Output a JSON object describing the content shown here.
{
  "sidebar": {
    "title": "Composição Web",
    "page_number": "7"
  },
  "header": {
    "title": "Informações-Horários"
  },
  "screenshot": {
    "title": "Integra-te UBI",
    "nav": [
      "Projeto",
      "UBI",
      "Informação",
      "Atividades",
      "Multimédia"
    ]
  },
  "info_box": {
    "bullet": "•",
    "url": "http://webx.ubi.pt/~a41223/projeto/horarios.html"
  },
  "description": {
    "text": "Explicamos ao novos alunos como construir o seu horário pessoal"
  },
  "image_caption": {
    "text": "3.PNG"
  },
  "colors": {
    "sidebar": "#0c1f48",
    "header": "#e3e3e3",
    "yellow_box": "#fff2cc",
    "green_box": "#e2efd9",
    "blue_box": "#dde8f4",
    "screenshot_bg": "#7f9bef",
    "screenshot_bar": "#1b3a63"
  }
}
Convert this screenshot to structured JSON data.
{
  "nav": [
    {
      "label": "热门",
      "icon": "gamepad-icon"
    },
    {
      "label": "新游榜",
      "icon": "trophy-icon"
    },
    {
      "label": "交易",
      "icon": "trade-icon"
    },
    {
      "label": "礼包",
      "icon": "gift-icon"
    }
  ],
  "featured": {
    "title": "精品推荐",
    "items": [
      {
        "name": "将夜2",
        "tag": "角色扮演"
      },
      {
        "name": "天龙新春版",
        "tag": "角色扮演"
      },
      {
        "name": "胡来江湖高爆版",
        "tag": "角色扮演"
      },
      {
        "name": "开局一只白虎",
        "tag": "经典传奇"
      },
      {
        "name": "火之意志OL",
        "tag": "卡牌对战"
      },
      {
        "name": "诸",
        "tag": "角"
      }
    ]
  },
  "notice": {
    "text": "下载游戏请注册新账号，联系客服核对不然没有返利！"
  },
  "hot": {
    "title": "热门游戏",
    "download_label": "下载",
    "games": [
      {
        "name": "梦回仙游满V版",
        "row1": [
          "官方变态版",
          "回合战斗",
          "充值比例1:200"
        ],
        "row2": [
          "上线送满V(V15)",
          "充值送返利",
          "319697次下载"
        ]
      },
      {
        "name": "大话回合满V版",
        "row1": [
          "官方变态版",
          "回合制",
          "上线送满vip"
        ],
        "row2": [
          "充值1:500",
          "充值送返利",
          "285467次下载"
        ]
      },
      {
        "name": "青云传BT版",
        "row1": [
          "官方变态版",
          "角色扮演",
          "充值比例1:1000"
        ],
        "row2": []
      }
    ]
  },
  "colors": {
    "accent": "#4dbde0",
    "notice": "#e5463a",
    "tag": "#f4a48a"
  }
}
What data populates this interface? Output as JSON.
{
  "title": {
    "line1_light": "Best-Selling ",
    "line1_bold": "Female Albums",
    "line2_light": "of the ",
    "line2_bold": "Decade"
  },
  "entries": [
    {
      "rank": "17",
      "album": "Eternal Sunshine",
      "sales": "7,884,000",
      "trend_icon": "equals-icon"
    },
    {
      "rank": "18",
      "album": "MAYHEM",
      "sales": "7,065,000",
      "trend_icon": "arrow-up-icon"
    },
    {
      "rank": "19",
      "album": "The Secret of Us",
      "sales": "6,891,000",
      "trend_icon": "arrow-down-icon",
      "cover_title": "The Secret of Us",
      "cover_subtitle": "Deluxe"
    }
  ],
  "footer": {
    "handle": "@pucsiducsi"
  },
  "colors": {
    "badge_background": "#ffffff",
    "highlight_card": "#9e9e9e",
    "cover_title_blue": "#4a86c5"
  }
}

·····

Write out every line of the listing that holds the word "text".

    "text": "Explicamos ao novos alunos como construir o seu horário pessoal"
    "text": "3.PNG"
    "text": "下载游戏请注册新账号，联系客服核对不然没有返利！"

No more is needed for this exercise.